** Start of INFORMATION SHOWN **
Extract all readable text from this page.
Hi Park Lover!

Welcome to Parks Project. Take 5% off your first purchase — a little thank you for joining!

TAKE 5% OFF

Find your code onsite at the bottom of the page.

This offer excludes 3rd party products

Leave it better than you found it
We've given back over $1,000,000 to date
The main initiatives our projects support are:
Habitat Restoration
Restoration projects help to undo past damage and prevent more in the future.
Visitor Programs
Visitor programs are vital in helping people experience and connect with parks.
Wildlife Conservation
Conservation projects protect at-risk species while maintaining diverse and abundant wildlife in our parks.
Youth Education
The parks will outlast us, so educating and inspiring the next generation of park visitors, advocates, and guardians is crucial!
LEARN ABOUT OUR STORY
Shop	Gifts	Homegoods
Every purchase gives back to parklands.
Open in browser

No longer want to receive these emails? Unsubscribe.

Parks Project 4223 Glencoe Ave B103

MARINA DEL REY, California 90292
** End of INFORMATION SHOWN **
BRIEF →
Extract all of the data above without altering anything.

CORRECT RESULT →
Extract all readable text from this page.
Hi Park Lover!

Welcome to Parks Project. Take 5% off your first purchase — a little thank you for joining!

TAKE 5% OFF

Find your code onsite at the bottom of the page.

This offer excludes 3rd party products

Leave it better than you found it
We've given back over $1,000,000 to date
The main initiatives our projects support are:
Habitat Restoration
Restoration projects help to undo past damage and prevent more in the future.
Visitor Programs
Visitor programs are vital in helping people experience and connect with parks.
Wildlife Conservation
Conservation projects protect at-risk species while maintaining diverse and abundant wildlife in our parks.
Youth Education
The parks will outlast us, so educating and inspiring the next generation of park visitors, advocates, and guardians is crucial!
LEARN ABOUT OUR STORY
Shop	Gifts	Homegoods
Every purchase gives back to parklands.
Open in browser

No longer want to receive these emails? Unsubscribe.

Parks Project 4223 Glencoe Ave B103

MARINA DEL REY, California 90292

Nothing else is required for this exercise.